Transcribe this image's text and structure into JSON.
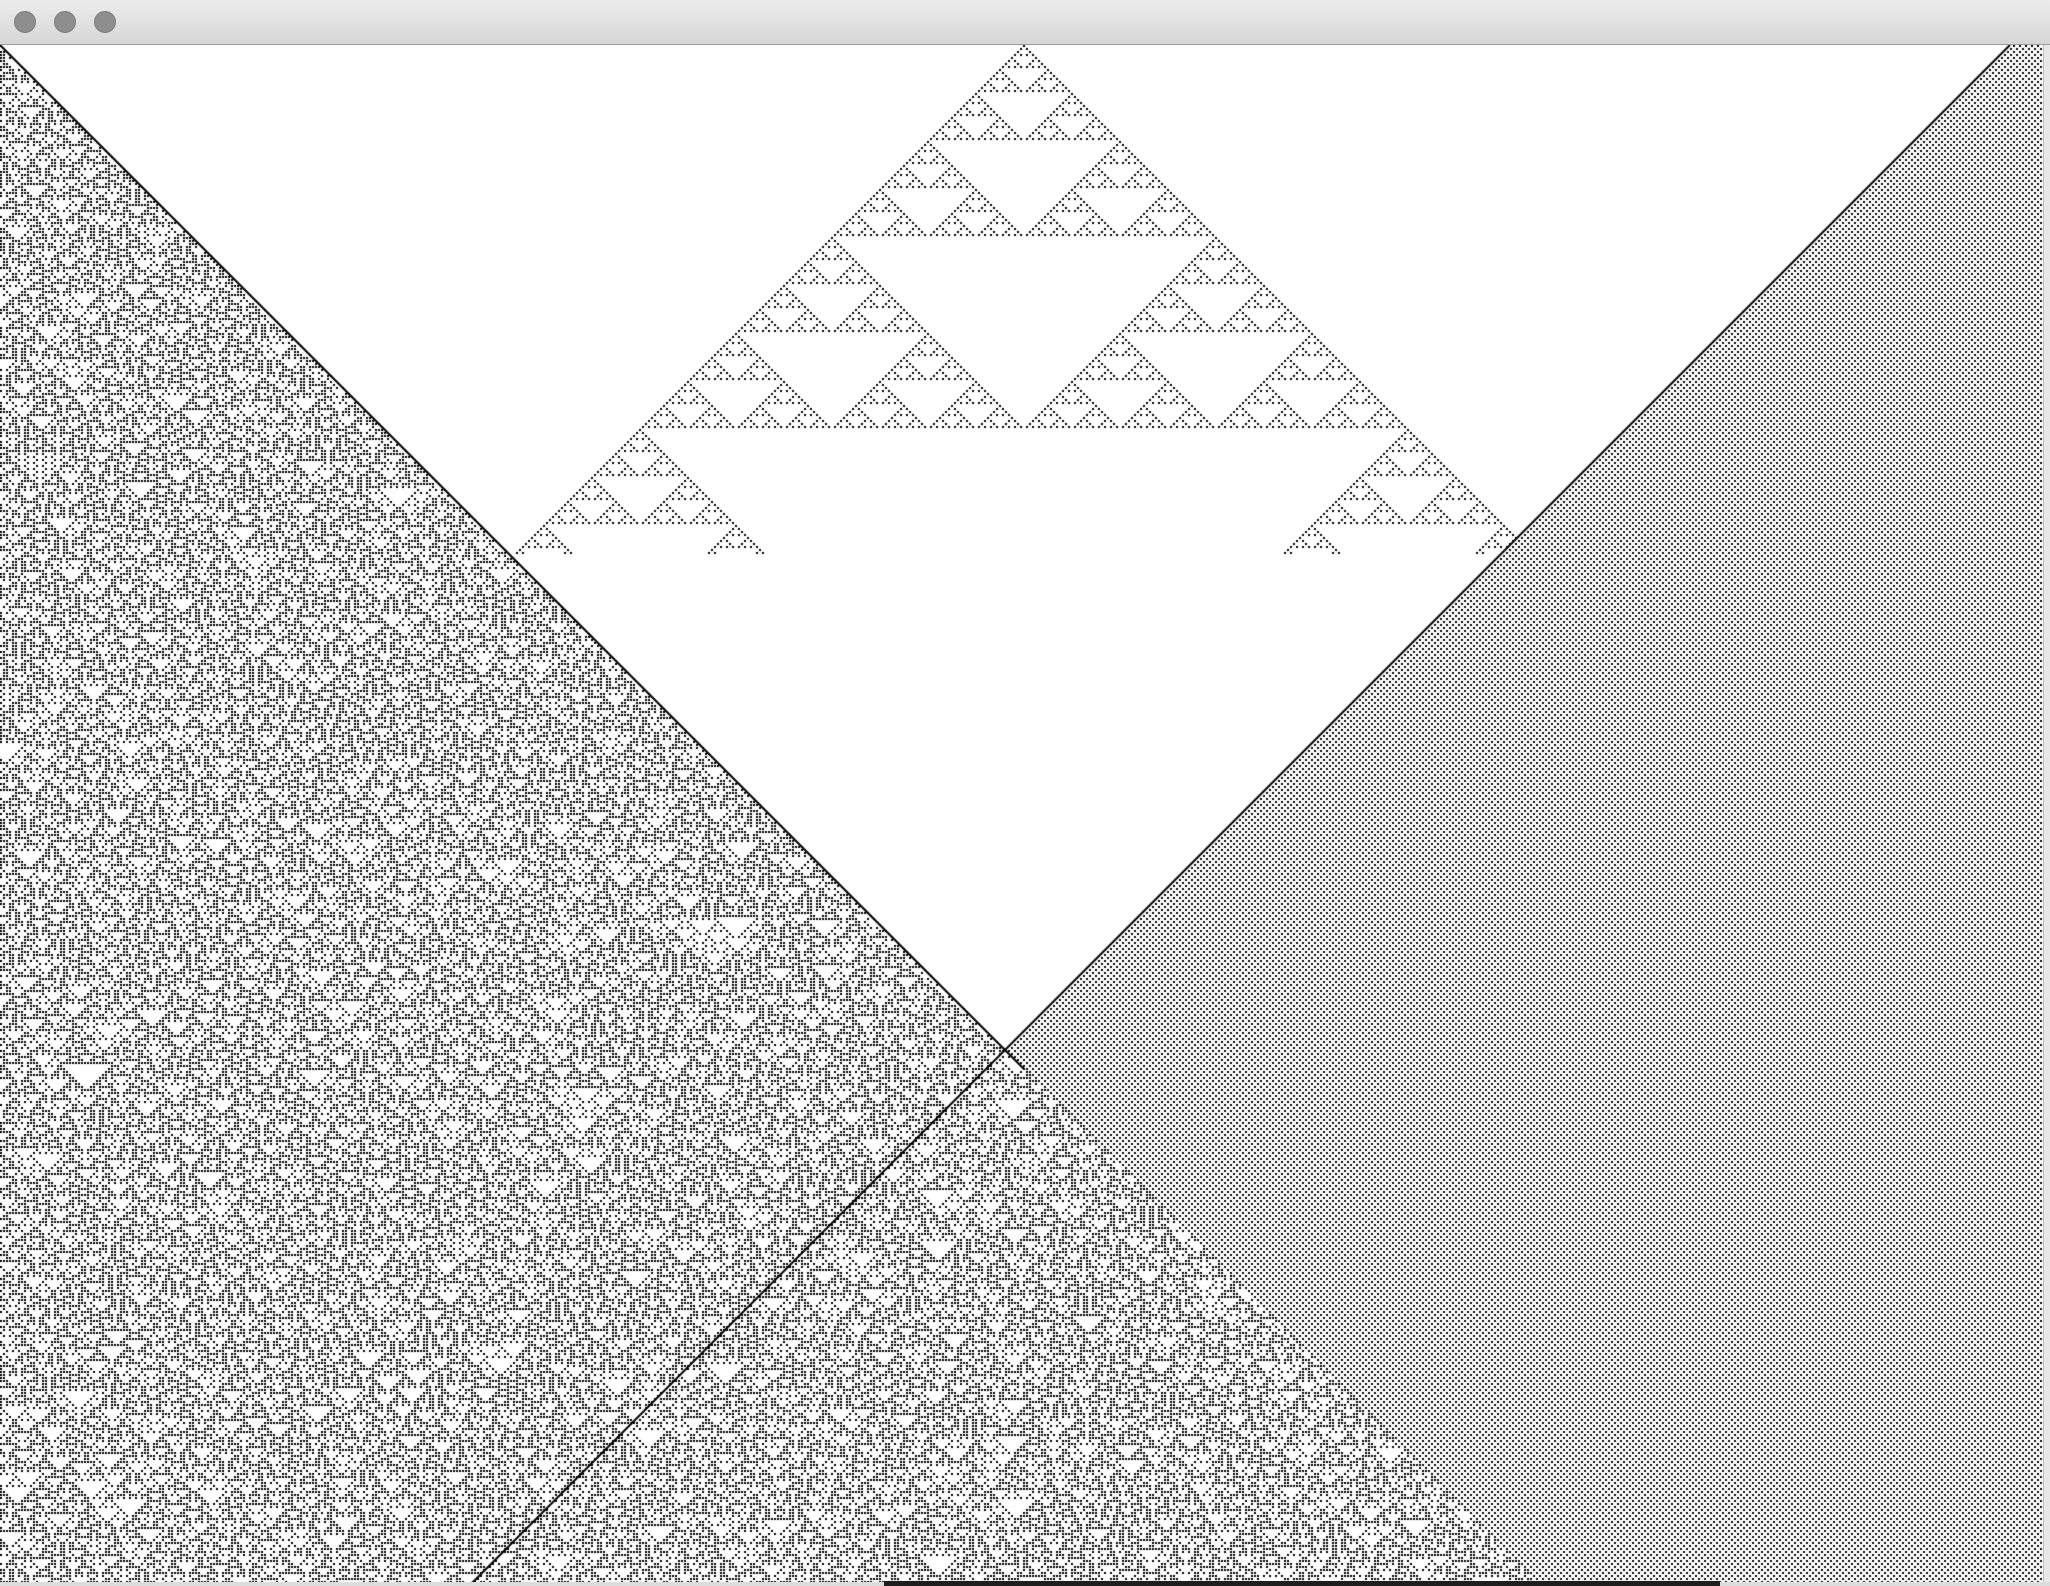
{
  "window": {
    "title": "",
    "controls": [
      {
        "name": "close-button"
      },
      {
        "name": "minimize-button"
      },
      {
        "name": "zoom-button"
      }
    ]
  },
  "automaton": {
    "description_visible": false,
    "cell_color": "#000000",
    "background_color": "#ffffff",
    "title_bar_color": "#dcdcdc",
    "button_color": "#8e8e8e"
  }
}
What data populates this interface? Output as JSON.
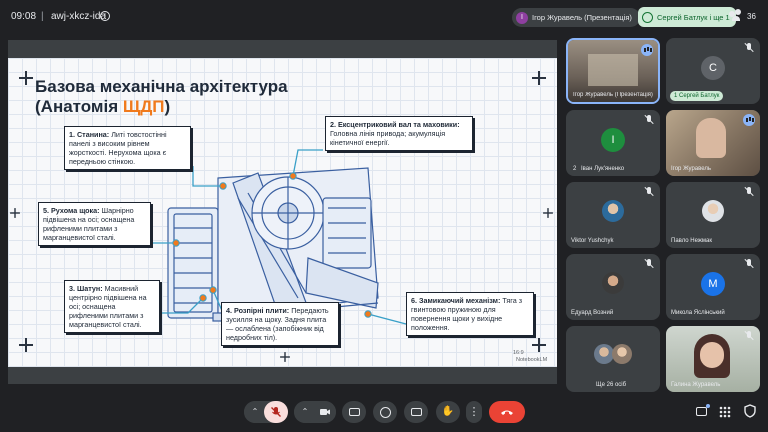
{
  "topbar": {
    "time": "09:08",
    "separator": "|",
    "meeting_code": "awj-xkcz-ida",
    "presenter": {
      "initial": "І",
      "label": "Ігор Журавель (Презентація)"
    },
    "host": {
      "label": "Сергей Батлук і ще 1"
    },
    "participants_count": "36"
  },
  "slide": {
    "title_line1": "Базова механічна архітектура",
    "title_line2_prefix": "(Анатомія ",
    "title_line2_accent": "ЩДП",
    "title_line2_suffix": ")",
    "callouts": [
      {
        "head": "1. Станина:",
        "body": " Литі товстостінні панелі з високим рівнем жорсткості. Нерухома щока є передньою стінкою."
      },
      {
        "head": "2. Ексцентриковий вал та маховики:",
        "body": " Головна лінія привода; акумуляція кінетичної енергії."
      },
      {
        "head": "5. Рухома щока:",
        "body": " Шарнірно підвішена на осі; оснащена рифленими плитами з марганцевистої сталі."
      },
      {
        "head": "3. Шатун:",
        "body": " Масивний центрірно підвішена на осі; оснащена рифленими плитами з марганцевистої сталі."
      },
      {
        "head": "4. Розпірні плити:",
        "body": " Передають зусилля на щоку. Задня плита — ослаблена (запобіжник від недробних тіл)."
      },
      {
        "head": "6. Замикаючий механізм:",
        "body": " Тяга з гвинтовою пружиною для повернення щоки у вихідне положення."
      }
    ],
    "ratio": "16:9",
    "watermark": "NotebookLM"
  },
  "tiles": [
    {
      "name": "Ігор Журавель (Презентація)",
      "type": "screen"
    },
    {
      "name": "Сергей Батлук",
      "initial": "С",
      "badge": "1",
      "color": "#5f6368"
    },
    {
      "name": "Іван Лук'яненко",
      "initial": "І",
      "badge": "2",
      "color": "#1e8e3e"
    },
    {
      "name": "Ігор Журавель",
      "type": "photo"
    },
    {
      "name": "Viktor Yushchyk"
    },
    {
      "name": "Павло Нежмак"
    },
    {
      "name": "Едуард Возний"
    },
    {
      "name": "Микола Яслінський",
      "initial": "M",
      "color": "#1a73e8"
    },
    {
      "name": "Ще 26 осіб"
    },
    {
      "name": "Галина Журавель"
    }
  ],
  "colors": {
    "background": "#202124",
    "tile": "#3c4043",
    "accent_orange": "#f07a1d",
    "leave_red": "#ea4335",
    "mute_pink": "#f9dedc",
    "host_green": "#ceead6"
  },
  "toolbar": {
    "buttons": [
      "chevron-up-icon",
      "mic-off-icon",
      "chevron-up-icon",
      "camera-icon",
      "present-icon",
      "emoji-icon",
      "captions-icon",
      "raise-hand-icon",
      "more-icon",
      "leave-call-icon",
      "chat-icon",
      "apps-icon"
    ]
  }
}
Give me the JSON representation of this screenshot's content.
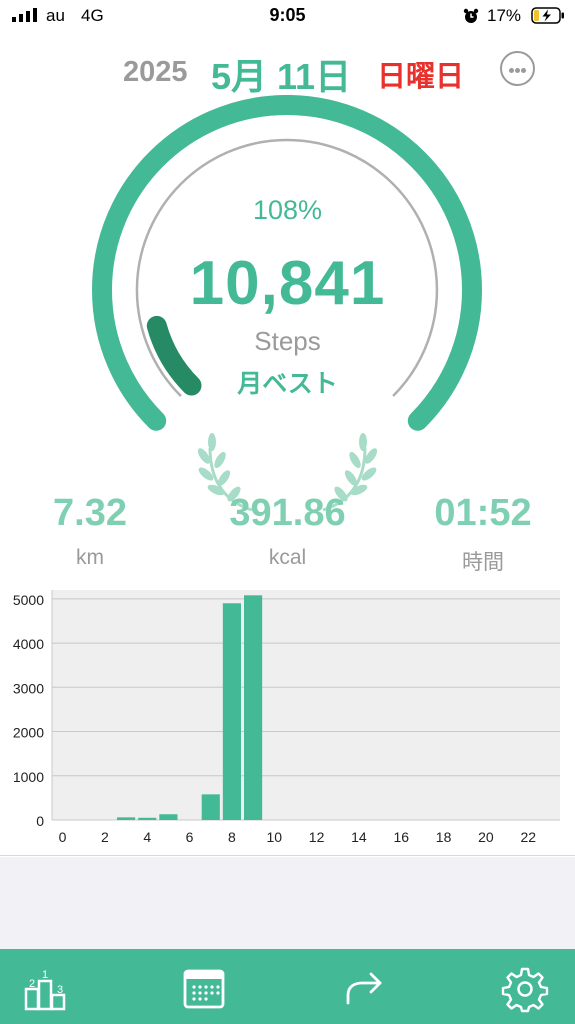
{
  "status_bar": {
    "carrier": "au",
    "network": "4G",
    "time": "9:05",
    "battery_percent": "17%"
  },
  "header": {
    "year": "2025",
    "month_day": "5月 11日",
    "weekday": "日曜日",
    "more_icon": "ellipsis-circle-icon"
  },
  "progress": {
    "percent_label": "108%",
    "ratio": 1.08,
    "steps": "10,841",
    "steps_label": "Steps",
    "badge": "月ベスト"
  },
  "stats": {
    "distance": "7.32",
    "distance_unit": "km",
    "calories": "391.86",
    "calories_unit": "kcal",
    "duration": "01:52",
    "duration_unit": "時間"
  },
  "chart_data": {
    "type": "bar",
    "xlabel": "",
    "ylabel": "",
    "ylim": [
      0,
      5200
    ],
    "y_ticks": [
      0,
      1000,
      2000,
      3000,
      4000,
      5000
    ],
    "x_ticks": [
      0,
      2,
      4,
      6,
      8,
      10,
      12,
      14,
      16,
      18,
      20,
      22
    ],
    "grid": true,
    "x": [
      0,
      1,
      2,
      3,
      4,
      5,
      6,
      7,
      8,
      9,
      10,
      11,
      12,
      13,
      14,
      15,
      16,
      17,
      18,
      19,
      20,
      21,
      22,
      23
    ],
    "values": [
      0,
      0,
      0,
      60,
      50,
      130,
      0,
      580,
      4900,
      5080,
      0,
      0,
      0,
      0,
      0,
      0,
      0,
      0,
      0,
      0,
      0,
      0,
      0,
      0
    ],
    "color": "#43b996"
  },
  "tab_bar": {
    "color": "#43b996",
    "items": [
      {
        "icon": "ranking-podium-icon"
      },
      {
        "icon": "calendar-icon"
      },
      {
        "icon": "share-arrow-icon"
      },
      {
        "icon": "gear-icon"
      }
    ]
  },
  "colors": {
    "accent": "#43b996",
    "accent_dark": "#268a65",
    "weekday_red": "#e8302c",
    "muted": "#9a9a9a"
  }
}
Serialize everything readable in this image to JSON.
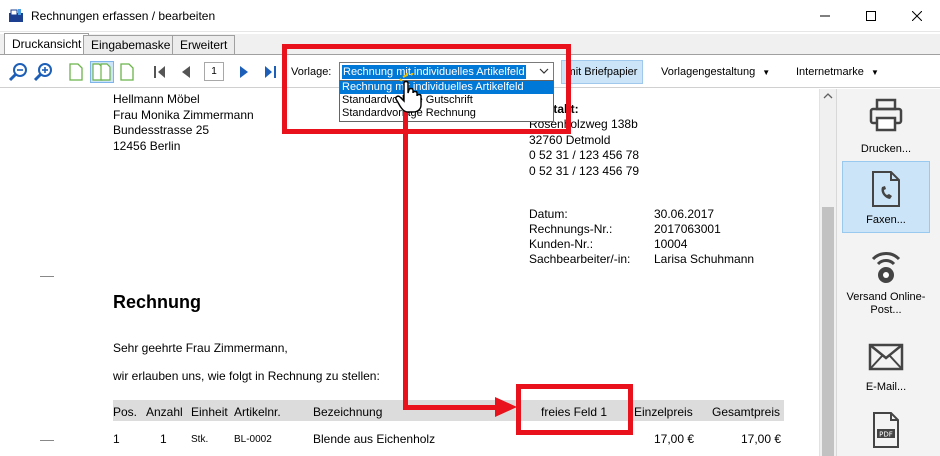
{
  "window": {
    "title": "Rechnungen erfassen / bearbeiten",
    "minimize": "—",
    "maximize": "☐",
    "close": "✕"
  },
  "tabs": [
    {
      "label": "Druckansicht",
      "active": true
    },
    {
      "label": "Eingabemaske",
      "active": false
    },
    {
      "label": "Erweitert",
      "active": false
    }
  ],
  "toolbar": {
    "page_number": "1",
    "vorlage_label": "Vorlage:",
    "vorlage_selected": "Rechnung mit individuelles Artikelfeld",
    "vorlage_options": [
      "Rechnung mit individuelles Artikelfeld",
      "Standardvorlage Gutschrift",
      "Standardvorlage Rechnung"
    ],
    "briefpapier_button": "mit Briefpapier",
    "vorlagengestaltung_menu": "Vorlagengestaltung",
    "internetmarke_menu": "Internetmarke"
  },
  "document": {
    "recipient": {
      "company": "Hellmann Möbel",
      "name": "Frau Monika Zimmermann",
      "street": "Bundesstrasse 25",
      "city": "12456 Berlin"
    },
    "contact": {
      "label": "ntakt:",
      "street": "Rosenholzweg 138b",
      "city": "32760 Detmold",
      "phone": "0 52 31 / 123 456 78",
      "fax": "0 52 31 / 123 456 79"
    },
    "meta": [
      {
        "label": "Datum:",
        "value": "30.06.2017"
      },
      {
        "label": "Rechnungs-Nr.:",
        "value": "2017063001"
      },
      {
        "label": "Kunden-Nr.:",
        "value": "10004"
      },
      {
        "label": "Sachbearbeiter/-in:",
        "value": "Larisa Schuhmann"
      }
    ],
    "heading": "Rechnung",
    "greeting": "Sehr geehrte Frau Zimmermann,",
    "intro": "wir erlauben uns, wie folgt in Rechnung zu stellen:",
    "table_headers": {
      "pos": "Pos.",
      "anzahl": "Anzahl",
      "einheit": "Einheit",
      "artikelnr": "Artikelnr.",
      "bezeichnung": "Bezeichnung",
      "freies_feld": "freies Feld 1",
      "einzelpreis": "Einzelpreis",
      "gesamtpreis": "Gesamtpreis"
    },
    "rows": [
      {
        "pos": "1",
        "anzahl": "1",
        "einheit": "Stk.",
        "artikelnr": "BL-0002",
        "bezeichnung": "Blende aus Eichenholz",
        "einzelpreis": "17,00 €",
        "gesamtpreis": "17,00 €"
      }
    ]
  },
  "sidebar": [
    {
      "label": "Drucken...",
      "icon": "printer-icon"
    },
    {
      "label": "Faxen...",
      "icon": "fax-icon"
    },
    {
      "label": "Versand Online-Post...",
      "icon": "online-post-icon"
    },
    {
      "label": "E-Mail...",
      "icon": "email-icon"
    },
    {
      "label": "",
      "icon": "pdf-icon"
    }
  ],
  "colors": {
    "accent": "#0078d7",
    "annotation": "#e8111c",
    "selected_bg": "#cce4f7"
  }
}
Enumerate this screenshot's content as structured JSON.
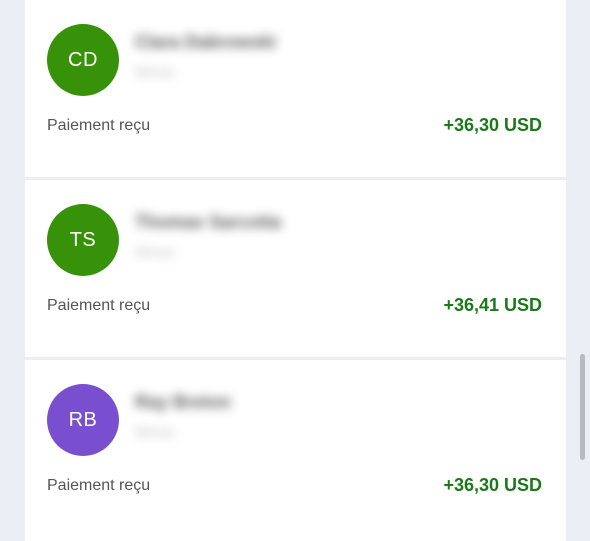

SET TASK: Find how many lines include the string "плитами" and report that number alone.

COMPLETE OUTPUT: 2